What the exercise asks:
Count how many lines of the material below have the word "Cyanide" and give only the number.

——

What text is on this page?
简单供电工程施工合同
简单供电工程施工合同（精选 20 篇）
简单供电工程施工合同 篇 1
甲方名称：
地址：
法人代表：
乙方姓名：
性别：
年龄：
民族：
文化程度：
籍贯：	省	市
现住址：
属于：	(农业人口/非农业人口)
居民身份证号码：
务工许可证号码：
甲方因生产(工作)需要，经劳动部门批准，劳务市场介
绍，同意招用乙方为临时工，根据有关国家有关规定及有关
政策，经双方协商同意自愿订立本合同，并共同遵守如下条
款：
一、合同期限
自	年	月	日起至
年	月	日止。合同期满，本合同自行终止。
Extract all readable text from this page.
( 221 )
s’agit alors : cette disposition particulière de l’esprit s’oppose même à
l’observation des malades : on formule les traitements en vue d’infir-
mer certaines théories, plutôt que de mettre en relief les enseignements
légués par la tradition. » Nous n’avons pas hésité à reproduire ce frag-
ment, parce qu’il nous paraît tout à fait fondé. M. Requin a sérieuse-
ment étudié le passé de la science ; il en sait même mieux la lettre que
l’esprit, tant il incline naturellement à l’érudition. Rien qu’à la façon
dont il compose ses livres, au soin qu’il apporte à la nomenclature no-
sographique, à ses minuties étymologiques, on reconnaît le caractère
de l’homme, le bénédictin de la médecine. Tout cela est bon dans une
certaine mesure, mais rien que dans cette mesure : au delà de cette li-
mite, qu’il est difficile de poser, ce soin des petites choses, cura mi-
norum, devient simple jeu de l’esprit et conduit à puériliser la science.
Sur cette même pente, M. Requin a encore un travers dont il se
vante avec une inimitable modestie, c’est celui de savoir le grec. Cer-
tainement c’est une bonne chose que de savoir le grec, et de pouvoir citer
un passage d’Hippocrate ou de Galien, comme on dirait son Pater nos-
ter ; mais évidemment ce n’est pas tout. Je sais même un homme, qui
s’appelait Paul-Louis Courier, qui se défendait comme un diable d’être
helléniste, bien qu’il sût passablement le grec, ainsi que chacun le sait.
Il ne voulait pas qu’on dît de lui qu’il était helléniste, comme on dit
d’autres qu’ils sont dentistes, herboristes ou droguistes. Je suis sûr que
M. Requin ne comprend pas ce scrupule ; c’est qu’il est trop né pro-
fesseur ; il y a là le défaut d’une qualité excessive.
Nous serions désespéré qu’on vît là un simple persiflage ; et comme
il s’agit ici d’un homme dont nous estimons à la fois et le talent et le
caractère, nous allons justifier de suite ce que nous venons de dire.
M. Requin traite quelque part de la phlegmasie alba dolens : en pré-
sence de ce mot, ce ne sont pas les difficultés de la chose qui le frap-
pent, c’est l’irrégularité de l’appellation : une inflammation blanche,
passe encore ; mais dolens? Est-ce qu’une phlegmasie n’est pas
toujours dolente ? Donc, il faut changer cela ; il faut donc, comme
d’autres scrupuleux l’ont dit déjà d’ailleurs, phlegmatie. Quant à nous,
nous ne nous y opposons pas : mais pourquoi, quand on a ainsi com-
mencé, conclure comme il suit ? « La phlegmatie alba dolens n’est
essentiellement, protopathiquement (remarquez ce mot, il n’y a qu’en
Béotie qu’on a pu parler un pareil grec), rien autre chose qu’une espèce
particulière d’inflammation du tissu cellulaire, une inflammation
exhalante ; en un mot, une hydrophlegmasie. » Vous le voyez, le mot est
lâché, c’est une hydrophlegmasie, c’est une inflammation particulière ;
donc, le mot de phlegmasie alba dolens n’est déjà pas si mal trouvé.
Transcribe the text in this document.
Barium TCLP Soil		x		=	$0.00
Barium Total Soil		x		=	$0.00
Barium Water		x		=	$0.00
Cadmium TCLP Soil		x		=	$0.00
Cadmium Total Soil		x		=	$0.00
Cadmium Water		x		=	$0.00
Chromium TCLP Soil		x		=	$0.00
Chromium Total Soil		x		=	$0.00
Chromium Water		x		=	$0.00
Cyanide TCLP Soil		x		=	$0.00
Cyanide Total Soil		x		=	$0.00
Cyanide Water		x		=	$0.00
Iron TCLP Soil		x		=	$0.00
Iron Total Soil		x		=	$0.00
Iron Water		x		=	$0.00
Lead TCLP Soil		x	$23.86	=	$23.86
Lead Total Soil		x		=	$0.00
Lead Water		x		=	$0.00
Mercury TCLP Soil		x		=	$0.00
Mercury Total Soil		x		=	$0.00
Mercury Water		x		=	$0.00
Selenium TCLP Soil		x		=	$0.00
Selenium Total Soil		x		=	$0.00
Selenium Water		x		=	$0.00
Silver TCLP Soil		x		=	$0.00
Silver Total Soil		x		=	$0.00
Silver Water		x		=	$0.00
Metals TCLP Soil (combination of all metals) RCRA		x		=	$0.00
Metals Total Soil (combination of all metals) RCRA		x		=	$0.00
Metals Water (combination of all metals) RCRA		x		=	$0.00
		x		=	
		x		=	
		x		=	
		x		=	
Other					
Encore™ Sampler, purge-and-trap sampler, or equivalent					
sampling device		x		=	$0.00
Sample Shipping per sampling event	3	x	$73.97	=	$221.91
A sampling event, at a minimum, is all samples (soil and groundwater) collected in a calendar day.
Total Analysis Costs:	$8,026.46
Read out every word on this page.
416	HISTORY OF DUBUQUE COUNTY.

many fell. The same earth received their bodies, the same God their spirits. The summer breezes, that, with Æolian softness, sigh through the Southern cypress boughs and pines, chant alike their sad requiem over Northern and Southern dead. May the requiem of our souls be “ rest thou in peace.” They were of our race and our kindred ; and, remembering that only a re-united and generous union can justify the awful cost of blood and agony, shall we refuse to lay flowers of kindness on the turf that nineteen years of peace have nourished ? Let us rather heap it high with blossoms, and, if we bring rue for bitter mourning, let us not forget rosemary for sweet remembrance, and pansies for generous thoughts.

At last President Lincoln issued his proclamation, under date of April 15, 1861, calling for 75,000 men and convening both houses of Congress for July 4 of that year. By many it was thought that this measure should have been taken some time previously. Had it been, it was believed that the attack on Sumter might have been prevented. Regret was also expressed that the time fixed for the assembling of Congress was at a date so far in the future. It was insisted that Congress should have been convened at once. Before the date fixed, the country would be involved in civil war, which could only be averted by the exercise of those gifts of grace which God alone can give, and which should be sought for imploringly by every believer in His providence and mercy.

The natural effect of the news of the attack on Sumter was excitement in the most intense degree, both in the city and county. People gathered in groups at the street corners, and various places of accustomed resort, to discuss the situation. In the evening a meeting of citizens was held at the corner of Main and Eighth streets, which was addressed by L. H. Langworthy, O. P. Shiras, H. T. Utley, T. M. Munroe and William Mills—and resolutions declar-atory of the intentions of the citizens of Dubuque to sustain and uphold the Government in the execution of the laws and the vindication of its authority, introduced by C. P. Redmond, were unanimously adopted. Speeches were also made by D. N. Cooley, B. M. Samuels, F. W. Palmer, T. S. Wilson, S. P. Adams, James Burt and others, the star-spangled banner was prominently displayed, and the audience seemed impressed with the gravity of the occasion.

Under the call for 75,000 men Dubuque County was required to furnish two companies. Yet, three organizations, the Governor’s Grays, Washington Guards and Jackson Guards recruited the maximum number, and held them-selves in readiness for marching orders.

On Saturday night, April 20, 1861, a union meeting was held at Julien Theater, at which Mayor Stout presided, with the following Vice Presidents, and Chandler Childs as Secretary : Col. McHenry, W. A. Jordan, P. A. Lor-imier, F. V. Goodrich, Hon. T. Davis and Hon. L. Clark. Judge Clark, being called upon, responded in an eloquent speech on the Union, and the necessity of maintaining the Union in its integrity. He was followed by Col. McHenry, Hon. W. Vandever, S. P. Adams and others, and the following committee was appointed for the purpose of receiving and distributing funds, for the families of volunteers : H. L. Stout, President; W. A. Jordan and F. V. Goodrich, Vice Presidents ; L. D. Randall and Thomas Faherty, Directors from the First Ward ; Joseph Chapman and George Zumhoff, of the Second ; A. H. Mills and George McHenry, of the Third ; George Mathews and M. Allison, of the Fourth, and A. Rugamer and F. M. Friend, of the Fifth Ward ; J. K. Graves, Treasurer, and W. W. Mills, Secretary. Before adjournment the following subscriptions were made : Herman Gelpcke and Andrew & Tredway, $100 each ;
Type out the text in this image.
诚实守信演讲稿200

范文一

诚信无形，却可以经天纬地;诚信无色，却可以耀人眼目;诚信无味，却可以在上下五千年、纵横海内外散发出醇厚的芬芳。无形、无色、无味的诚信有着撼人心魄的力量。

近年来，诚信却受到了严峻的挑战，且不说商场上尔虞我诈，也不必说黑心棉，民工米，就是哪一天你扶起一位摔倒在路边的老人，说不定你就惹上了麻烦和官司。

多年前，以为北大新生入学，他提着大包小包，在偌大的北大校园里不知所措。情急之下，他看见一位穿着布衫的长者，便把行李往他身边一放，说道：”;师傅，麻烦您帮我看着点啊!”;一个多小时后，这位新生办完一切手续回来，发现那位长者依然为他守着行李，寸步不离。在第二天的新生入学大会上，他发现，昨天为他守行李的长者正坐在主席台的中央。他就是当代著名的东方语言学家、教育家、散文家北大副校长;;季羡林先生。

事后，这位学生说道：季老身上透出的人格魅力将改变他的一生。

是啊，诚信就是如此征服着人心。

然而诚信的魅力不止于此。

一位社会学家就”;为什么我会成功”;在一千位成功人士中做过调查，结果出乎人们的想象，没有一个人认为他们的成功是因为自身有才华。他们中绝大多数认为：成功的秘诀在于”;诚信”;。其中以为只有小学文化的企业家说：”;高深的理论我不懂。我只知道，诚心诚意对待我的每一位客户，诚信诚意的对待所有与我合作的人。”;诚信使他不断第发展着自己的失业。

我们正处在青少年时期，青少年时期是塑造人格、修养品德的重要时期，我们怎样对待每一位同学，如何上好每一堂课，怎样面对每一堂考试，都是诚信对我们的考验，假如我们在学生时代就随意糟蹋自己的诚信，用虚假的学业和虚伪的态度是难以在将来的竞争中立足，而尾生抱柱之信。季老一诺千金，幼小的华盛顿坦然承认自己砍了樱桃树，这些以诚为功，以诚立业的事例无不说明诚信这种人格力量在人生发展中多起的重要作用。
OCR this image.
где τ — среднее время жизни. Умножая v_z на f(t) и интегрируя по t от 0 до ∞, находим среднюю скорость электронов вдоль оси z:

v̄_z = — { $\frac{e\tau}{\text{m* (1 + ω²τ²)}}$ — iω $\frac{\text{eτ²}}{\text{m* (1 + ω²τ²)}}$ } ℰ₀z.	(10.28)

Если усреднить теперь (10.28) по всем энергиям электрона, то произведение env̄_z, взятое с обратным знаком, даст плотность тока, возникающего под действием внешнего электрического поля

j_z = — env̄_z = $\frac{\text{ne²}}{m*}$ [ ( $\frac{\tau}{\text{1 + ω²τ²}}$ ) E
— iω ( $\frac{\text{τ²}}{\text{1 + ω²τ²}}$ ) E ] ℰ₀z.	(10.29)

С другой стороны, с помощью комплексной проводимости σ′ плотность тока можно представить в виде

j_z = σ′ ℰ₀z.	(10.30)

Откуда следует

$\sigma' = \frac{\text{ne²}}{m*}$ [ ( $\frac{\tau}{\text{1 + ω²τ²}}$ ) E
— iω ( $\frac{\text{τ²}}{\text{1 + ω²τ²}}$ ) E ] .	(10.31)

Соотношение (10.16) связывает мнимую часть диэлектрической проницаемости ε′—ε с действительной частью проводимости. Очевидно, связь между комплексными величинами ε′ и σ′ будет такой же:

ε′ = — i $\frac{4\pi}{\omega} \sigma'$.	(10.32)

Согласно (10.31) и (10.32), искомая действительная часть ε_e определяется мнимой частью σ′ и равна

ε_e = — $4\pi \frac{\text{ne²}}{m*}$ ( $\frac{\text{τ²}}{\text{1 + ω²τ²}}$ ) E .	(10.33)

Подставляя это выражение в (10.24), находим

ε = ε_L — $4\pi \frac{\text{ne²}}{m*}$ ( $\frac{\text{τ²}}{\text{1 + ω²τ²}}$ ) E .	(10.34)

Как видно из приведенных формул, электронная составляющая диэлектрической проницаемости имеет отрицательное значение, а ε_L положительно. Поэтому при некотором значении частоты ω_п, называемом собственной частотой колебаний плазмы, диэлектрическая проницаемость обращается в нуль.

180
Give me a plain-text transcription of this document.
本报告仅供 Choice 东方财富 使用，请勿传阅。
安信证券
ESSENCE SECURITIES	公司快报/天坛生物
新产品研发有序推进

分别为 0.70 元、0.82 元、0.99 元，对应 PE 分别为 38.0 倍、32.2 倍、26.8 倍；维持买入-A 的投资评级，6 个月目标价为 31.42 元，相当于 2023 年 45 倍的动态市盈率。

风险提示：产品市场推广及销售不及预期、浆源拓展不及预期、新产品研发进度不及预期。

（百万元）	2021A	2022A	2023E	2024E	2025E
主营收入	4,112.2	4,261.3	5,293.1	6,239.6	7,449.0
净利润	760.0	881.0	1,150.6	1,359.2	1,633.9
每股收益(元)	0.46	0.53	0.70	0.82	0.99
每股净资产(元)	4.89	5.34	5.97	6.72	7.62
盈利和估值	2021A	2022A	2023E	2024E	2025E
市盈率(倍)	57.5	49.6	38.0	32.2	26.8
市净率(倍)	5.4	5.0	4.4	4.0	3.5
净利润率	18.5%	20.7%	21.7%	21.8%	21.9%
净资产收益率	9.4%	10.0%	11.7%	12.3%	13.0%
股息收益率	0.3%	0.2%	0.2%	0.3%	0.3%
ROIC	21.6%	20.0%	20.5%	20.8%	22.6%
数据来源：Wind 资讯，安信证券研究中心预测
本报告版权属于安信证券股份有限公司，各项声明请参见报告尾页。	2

——

The reply:
3